> [EXERCISE OBJECTIVE] Leaving out the pictures, transcribe all of the records faithfully.

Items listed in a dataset

-=-=-

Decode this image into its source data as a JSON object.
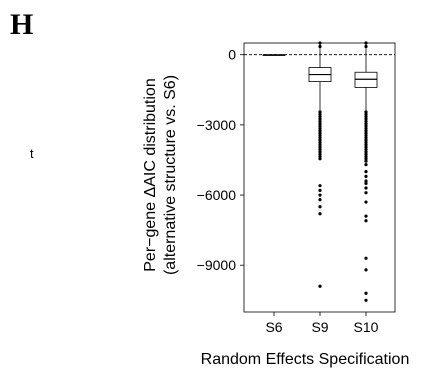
{
  "panel": {
    "letter": "H",
    "stray_char": "t"
  },
  "chart_data": {
    "type": "box",
    "title": "",
    "xlabel": "Random Effects Specification",
    "ylabel_lines": [
      "Per−gene ΔAIC distribution",
      "(alternative structure vs. S6)"
    ],
    "categories": [
      "S6",
      "S9",
      "S10"
    ],
    "ylim": [
      -11000,
      500
    ],
    "yticks": [
      0,
      -3000,
      -6000,
      -9000
    ],
    "ytick_labels": [
      "0",
      "−3000",
      "−6000",
      "−9000"
    ],
    "reference_line": {
      "y": 0,
      "style": "dashed"
    },
    "boxes": [
      {
        "category": "S6",
        "min": -40,
        "q1": -20,
        "median": -10,
        "q3": 0,
        "max": 10,
        "outliers": []
      },
      {
        "category": "S9",
        "min": -2400,
        "q1": -1150,
        "median": -850,
        "q3": -550,
        "max": 450,
        "outliers": [
          -2450,
          -2550,
          -2650,
          -2750,
          -2850,
          -2950,
          -3050,
          -3150,
          -3250,
          -3350,
          -3450,
          -3550,
          -3650,
          -3750,
          -3850,
          -3950,
          -4050,
          -4150,
          -4250,
          -4350,
          -4450,
          -5600,
          -5800,
          -6000,
          -6200,
          -6500,
          -6800,
          -9900
        ]
      },
      {
        "category": "S10",
        "min": -2400,
        "q1": -1400,
        "median": -1050,
        "q3": -750,
        "max": 450,
        "outliers": [
          -2450,
          -2550,
          -2650,
          -2750,
          -2850,
          -2950,
          -3050,
          -3150,
          -3250,
          -3350,
          -3450,
          -3550,
          -3650,
          -3750,
          -3850,
          -3950,
          -4050,
          -4150,
          -4250,
          -4350,
          -4450,
          -4550,
          -4700,
          -5000,
          -5200,
          -5400,
          -5500,
          -5700,
          -5900,
          -6300,
          -6900,
          -7100,
          -8700,
          -9200,
          -10200,
          -10500
        ]
      }
    ],
    "grid": false,
    "legend": "none"
  }
}
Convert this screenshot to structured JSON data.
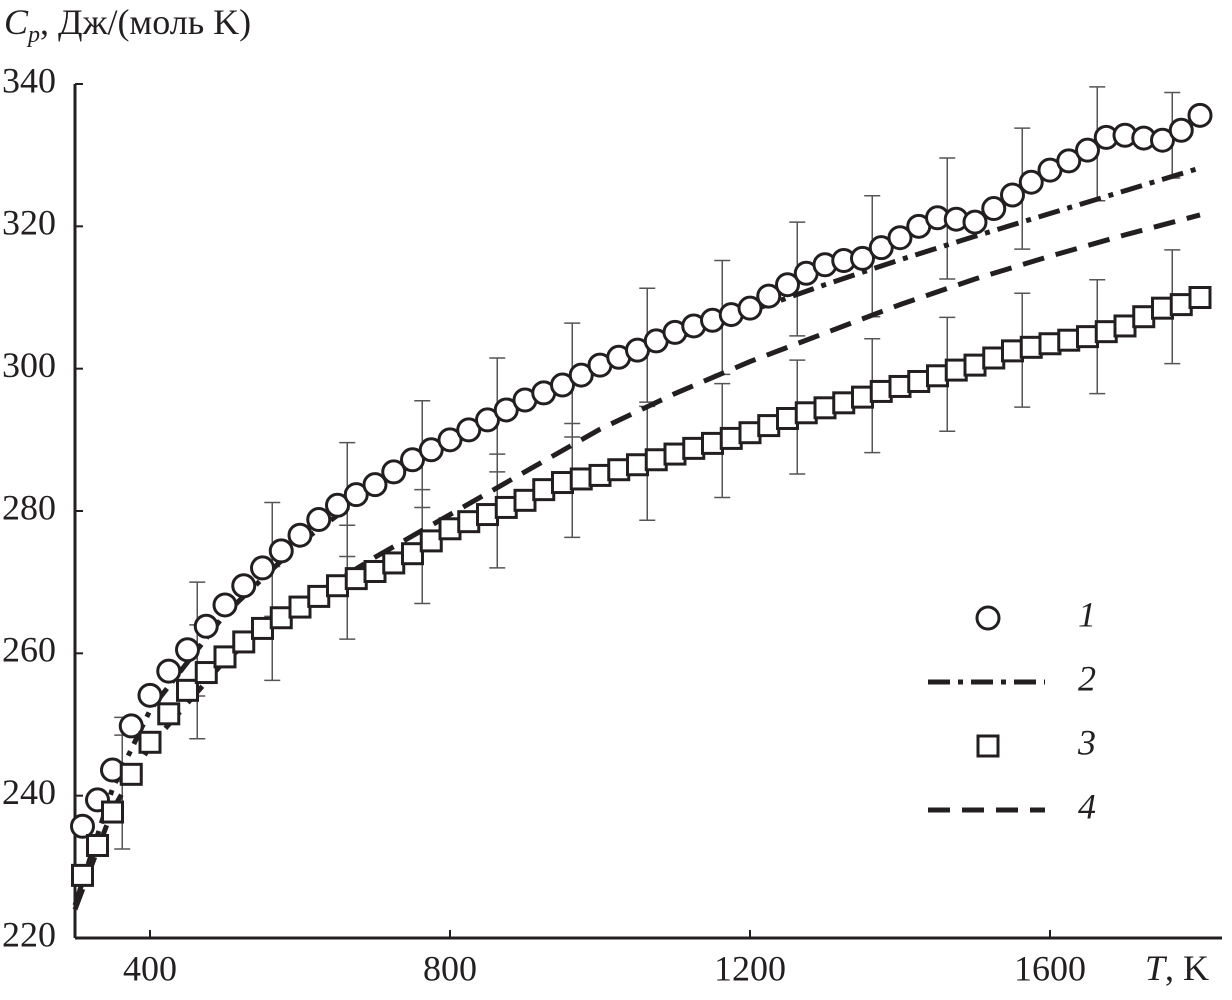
{
  "chart_data": {
    "type": "scatter",
    "y_label": {
      "symbol": "C",
      "subscript": "p",
      "unit": ", Дж/(моль K)"
    },
    "x_label": {
      "symbol": "T",
      "unit": ", K"
    },
    "xlim": [
      300,
      1830
    ],
    "ylim": [
      220,
      340
    ],
    "xticks": [
      400,
      800,
      1200,
      1600
    ],
    "yticks": [
      220,
      240,
      260,
      280,
      300,
      320,
      340
    ],
    "series": [
      {
        "name": "1",
        "color": "#231f20",
        "marker": "circle",
        "x": [
          310,
          330,
          350,
          375,
          400,
          425,
          450,
          475,
          500,
          525,
          550,
          575,
          600,
          625,
          650,
          675,
          700,
          725,
          750,
          775,
          800,
          825,
          850,
          875,
          900,
          925,
          950,
          975,
          1000,
          1025,
          1050,
          1075,
          1100,
          1125,
          1150,
          1175,
          1200,
          1225,
          1250,
          1275,
          1300,
          1325,
          1350,
          1375,
          1400,
          1425,
          1450,
          1475,
          1500,
          1525,
          1550,
          1575,
          1600,
          1625,
          1650,
          1675,
          1700,
          1725,
          1750,
          1775,
          1800
        ],
        "values": [
          235.7,
          239.4,
          243.6,
          249.8,
          254.1,
          257.5,
          260.5,
          263.8,
          266.8,
          269.5,
          272,
          274.4,
          276.6,
          278.8,
          280.8,
          282.3,
          283.7,
          285.5,
          287.2,
          288.6,
          290,
          291.4,
          292.8,
          294.2,
          295.6,
          296.6,
          297.7,
          299.1,
          300.5,
          301.6,
          302.6,
          303.9,
          305.1,
          306,
          306.8,
          307.6,
          308.5,
          310.2,
          311.8,
          313.4,
          314.6,
          315.2,
          315.5,
          317,
          318.4,
          320,
          321.2,
          321,
          320.6,
          322.5,
          324.4,
          326.2,
          327.9,
          329.2,
          330.7,
          332.5,
          332.8,
          332.4,
          332.1,
          333.5,
          335.6
        ],
        "error_bars": {
          "x": [
            363,
            463,
            563,
            663,
            763,
            863,
            963,
            1063,
            1163,
            1263,
            1363,
            1463,
            1563,
            1663,
            1763
          ],
          "y": [
            246.5,
            262,
            273.2,
            281.6,
            288,
            293.5,
            298.4,
            303.3,
            307.2,
            312.6,
            315.8,
            321.1,
            325.3,
            331.6,
            332.8
          ],
          "err": [
            4.5,
            8,
            8,
            8,
            7.5,
            8,
            8,
            8,
            8,
            8,
            8.5,
            8.5,
            8.5,
            8,
            6
          ]
        }
      },
      {
        "name": "2",
        "color": "#231f20",
        "linestyle": "dashdot",
        "x": [
          300,
          350,
          400,
          500,
          600,
          700,
          800,
          900,
          1000,
          1100,
          1200,
          1300,
          1400,
          1500,
          1600,
          1700,
          1800
        ],
        "values": [
          224.6,
          241,
          252,
          265.5,
          275.5,
          283.3,
          289.8,
          295.2,
          299.8,
          304.2,
          308.1,
          311.8,
          315.3,
          318.6,
          321.8,
          325,
          328.2
        ]
      },
      {
        "name": "3",
        "color": "#231f20",
        "marker": "square",
        "x": [
          310,
          330,
          350,
          375,
          400,
          425,
          450,
          475,
          500,
          525,
          550,
          575,
          600,
          625,
          650,
          675,
          700,
          725,
          750,
          775,
          800,
          825,
          850,
          875,
          900,
          925,
          950,
          975,
          1000,
          1025,
          1050,
          1075,
          1100,
          1125,
          1150,
          1175,
          1200,
          1225,
          1250,
          1275,
          1300,
          1325,
          1350,
          1375,
          1400,
          1425,
          1450,
          1475,
          1500,
          1525,
          1550,
          1575,
          1600,
          1625,
          1650,
          1675,
          1700,
          1725,
          1750,
          1775,
          1800
        ],
        "values": [
          228.8,
          233,
          237.7,
          243,
          247.5,
          251.5,
          254.8,
          257.3,
          259.5,
          261.6,
          263.5,
          265,
          266.5,
          268,
          269.5,
          270.5,
          271.5,
          272.7,
          274,
          275.8,
          277.5,
          278.5,
          279.5,
          280.5,
          281.5,
          283,
          284,
          284.5,
          285,
          285.8,
          286.5,
          287.2,
          288,
          288.8,
          289.5,
          290.2,
          291,
          292,
          293,
          293.8,
          294.5,
          295.2,
          296,
          296.8,
          297.5,
          298.2,
          299,
          299.8,
          300.5,
          301.5,
          302.5,
          303,
          303.5,
          304,
          304.5,
          305.2,
          306,
          307.3,
          308.5,
          309,
          310
        ],
        "error_bars": {
          "x": [
            363,
            463,
            563,
            663,
            763,
            863,
            963,
            1063,
            1163,
            1263,
            1363,
            1463,
            1563,
            1663,
            1763
          ],
          "y": [
            240.5,
            256,
            264.2,
            270,
            275,
            280,
            284.3,
            286.7,
            289.9,
            293.2,
            296.2,
            299.2,
            302.6,
            304.5,
            308.7
          ],
          "err": [
            8,
            8,
            8,
            8,
            8,
            8,
            8,
            8,
            8,
            8,
            8,
            8,
            8,
            8,
            8
          ]
        }
      },
      {
        "name": "4",
        "color": "#231f20",
        "linestyle": "dashed",
        "x": [
          300,
          350,
          400,
          500,
          600,
          700,
          800,
          900,
          1000,
          1100,
          1200,
          1300,
          1400,
          1500,
          1600,
          1700,
          1800
        ],
        "values": [
          224,
          238,
          247,
          259,
          267,
          273.5,
          279.5,
          285.5,
          291.5,
          296.5,
          301,
          305,
          309,
          312.6,
          315.8,
          318.8,
          321.6
        ]
      }
    ]
  }
}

-=-=-

> [OUTPUT FOR THIS EXERCISE]
Decode this image into its source data as a JSON object.
{
  "panel": {
    "letter": "H",
    "stray_char": "t"
  },
  "chart_data": {
    "type": "box",
    "title": "",
    "xlabel": "Random Effects Specification",
    "ylabel_lines": [
      "Per−gene ΔAIC distribution",
      "(alternative structure vs. S6)"
    ],
    "categories": [
      "S6",
      "S9",
      "S10"
    ],
    "ylim": [
      -11000,
      500
    ],
    "yticks": [
      0,
      -3000,
      -6000,
      -9000
    ],
    "ytick_labels": [
      "0",
      "−3000",
      "−6000",
      "−9000"
    ],
    "reference_line": {
      "y": 0,
      "style": "dashed"
    },
    "boxes": [
      {
        "category": "S6",
        "min": -40,
        "q1": -20,
        "median": -10,
        "q3": 0,
        "max": 10,
        "outliers": []
      },
      {
        "category": "S9",
        "min": -2400,
        "q1": -1150,
        "median": -850,
        "q3": -550,
        "max": 450,
        "outliers": [
          -2450,
          -2550,
          -2650,
          -2750,
          -2850,
          -2950,
          -3050,
          -3150,
          -3250,
          -3350,
          -3450,
          -3550,
          -3650,
          -3750,
          -3850,
          -3950,
          -4050,
          -4150,
          -4250,
          -4350,
          -4450,
          -5600,
          -5800,
          -6000,
          -6200,
          -6500,
          -6800,
          -9900
        ]
      },
      {
        "category": "S10",
        "min": -2400,
        "q1": -1400,
        "median": -1050,
        "q3": -750,
        "max": 450,
        "outliers": [
          -2450,
          -2550,
          -2650,
          -2750,
          -2850,
          -2950,
          -3050,
          -3150,
          -3250,
          -3350,
          -3450,
          -3550,
          -3650,
          -3750,
          -3850,
          -3950,
          -4050,
          -4150,
          -4250,
          -4350,
          -4450,
          -4550,
          -4700,
          -5000,
          -5200,
          -5400,
          -5500,
          -5700,
          -5900,
          -6300,
          -6900,
          -7100,
          -8700,
          -9200,
          -10200,
          -10500
        ]
      }
    ],
    "grid": false,
    "legend": "none"
  }
}
Convert this screenshot to structured JSON data.
{
  "chart_data": {
    "type": "scatter",
    "y_label": {
      "symbol": "C",
      "subscript": "p",
      "unit": ", Дж/(моль K)"
    },
    "x_label": {
      "symbol": "T",
      "unit": ", K"
    },
    "xlim": [
      300,
      1830
    ],
    "ylim": [
      220,
      340
    ],
    "xticks": [
      400,
      800,
      1200,
      1600
    ],
    "yticks": [
      220,
      240,
      260,
      280,
      300,
      320,
      340
    ],
    "series": [
      {
        "name": "1",
        "color": "#231f20",
        "marker": "circle",
        "x": [
          310,
          330,
          350,
          375,
          400,
          425,
          450,
          475,
          500,
          525,
          550,
          575,
          600,
          625,
          650,
          675,
          700,
          725,
          750,
          775,
          800,
          825,
          850,
          875,
          900,
          925,
          950,
          975,
          1000,
          1025,
          1050,
          1075,
          1100,
          1125,
          1150,
          1175,
          1200,
          1225,
          1250,
          1275,
          1300,
          1325,
          1350,
          1375,
          1400,
          1425,
          1450,
          1475,
          1500,
          1525,
          1550,
          1575,
          1600,
          1625,
          1650,
          1675,
          1700,
          1725,
          1750,
          1775,
          1800
        ],
        "values": [
          235.7,
          239.4,
          243.6,
          249.8,
          254.1,
          257.5,
          260.5,
          263.8,
          266.8,
          269.5,
          272,
          274.4,
          276.6,
          278.8,
          280.8,
          282.3,
          283.7,
          285.5,
          287.2,
          288.6,
          290,
          291.4,
          292.8,
          294.2,
          295.6,
          296.6,
          297.7,
          299.1,
          300.5,
          301.6,
          302.6,
          303.9,
          305.1,
          306,
          306.8,
          307.6,
          308.5,
          310.2,
          311.8,
          313.4,
          314.6,
          315.2,
          315.5,
          317,
          318.4,
          320,
          321.2,
          321,
          320.6,
          322.5,
          324.4,
          326.2,
          327.9,
          329.2,
          330.7,
          332.5,
          332.8,
          332.4,
          332.1,
          333.5,
          335.6
        ],
        "error_bars": {
          "x": [
            363,
            463,
            563,
            663,
            763,
            863,
            963,
            1063,
            1163,
            1263,
            1363,
            1463,
            1563,
            1663,
            1763
          ],
          "y": [
            246.5,
            262,
            273.2,
            281.6,
            288,
            293.5,
            298.4,
            303.3,
            307.2,
            312.6,
            315.8,
            321.1,
            325.3,
            331.6,
            332.8
          ],
          "err": [
            4.5,
            8,
            8,
            8,
            7.5,
            8,
            8,
            8,
            8,
            8,
            8.5,
            8.5,
            8.5,
            8,
            6
          ]
        }
      },
      {
        "name": "2",
        "color": "#231f20",
        "linestyle": "dashdot",
        "x": [
          300,
          350,
          400,
          500,
          600,
          700,
          800,
          900,
          1000,
          1100,
          1200,
          1300,
          1400,
          1500,
          1600,
          1700,
          1800
        ],
        "values": [
          224.6,
          241,
          252,
          265.5,
          275.5,
          283.3,
          289.8,
          295.2,
          299.8,
          304.2,
          308.1,
          311.8,
          315.3,
          318.6,
          321.8,
          325,
          328.2
        ]
      },
      {
        "name": "3",
        "color": "#231f20",
        "marker": "square",
        "x": [
          310,
          330,
          350,
          375,
          400,
          425,
          450,
          475,
          500,
          525,
          550,
          575,
          600,
          625,
          650,
          675,
          700,
          725,
          750,
          775,
          800,
          825,
          850,
          875,
          900,
          925,
          950,
          975,
          1000,
          1025,
          1050,
          1075,
          1100,
          1125,
          1150,
          1175,
          1200,
          1225,
          1250,
          1275,
          1300,
          1325,
          1350,
          1375,
          1400,
          1425,
          1450,
          1475,
          1500,
          1525,
          1550,
          1575,
          1600,
          1625,
          1650,
          1675,
          1700,
          1725,
          1750,
          1775,
          1800
        ],
        "values": [
          228.8,
          233,
          237.7,
          243,
          247.5,
          251.5,
          254.8,
          257.3,
          259.5,
          261.6,
          263.5,
          265,
          266.5,
          268,
          269.5,
          270.5,
          271.5,
          272.7,
          274,
          275.8,
          277.5,
          278.5,
          279.5,
          280.5,
          281.5,
          283,
          284,
          284.5,
          285,
          285.8,
          286.5,
          287.2,
          288,
          288.8,
          289.5,
          290.2,
          291,
          292,
          293,
          293.8,
          294.5,
          295.2,
          296,
          296.8,
          297.5,
          298.2,
          299,
          299.8,
          300.5,
          301.5,
          302.5,
          303,
          303.5,
          304,
          304.5,
          305.2,
          306,
          307.3,
          308.5,
          309,
          310
        ],
        "error_bars": {
          "x": [
            363,
            463,
            563,
            663,
            763,
            863,
            963,
            1063,
            1163,
            1263,
            1363,
            1463,
            1563,
            1663,
            1763
          ],
          "y": [
            240.5,
            256,
            264.2,
            270,
            275,
            280,
            284.3,
            286.7,
            289.9,
            293.2,
            296.2,
            299.2,
            302.6,
            304.5,
            308.7
          ],
          "err": [
            8,
            8,
            8,
            8,
            8,
            8,
            8,
            8,
            8,
            8,
            8,
            8,
            8,
            8,
            8
          ]
        }
      },
      {
        "name": "4",
        "color": "#231f20",
        "linestyle": "dashed",
        "x": [
          300,
          350,
          400,
          500,
          600,
          700,
          800,
          900,
          1000,
          1100,
          1200,
          1300,
          1400,
          1500,
          1600,
          1700,
          1800
        ],
        "values": [
          224,
          238,
          247,
          259,
          267,
          273.5,
          279.5,
          285.5,
          291.5,
          296.5,
          301,
          305,
          309,
          312.6,
          315.8,
          318.8,
          321.6
        ]
      }
    ]
  }
}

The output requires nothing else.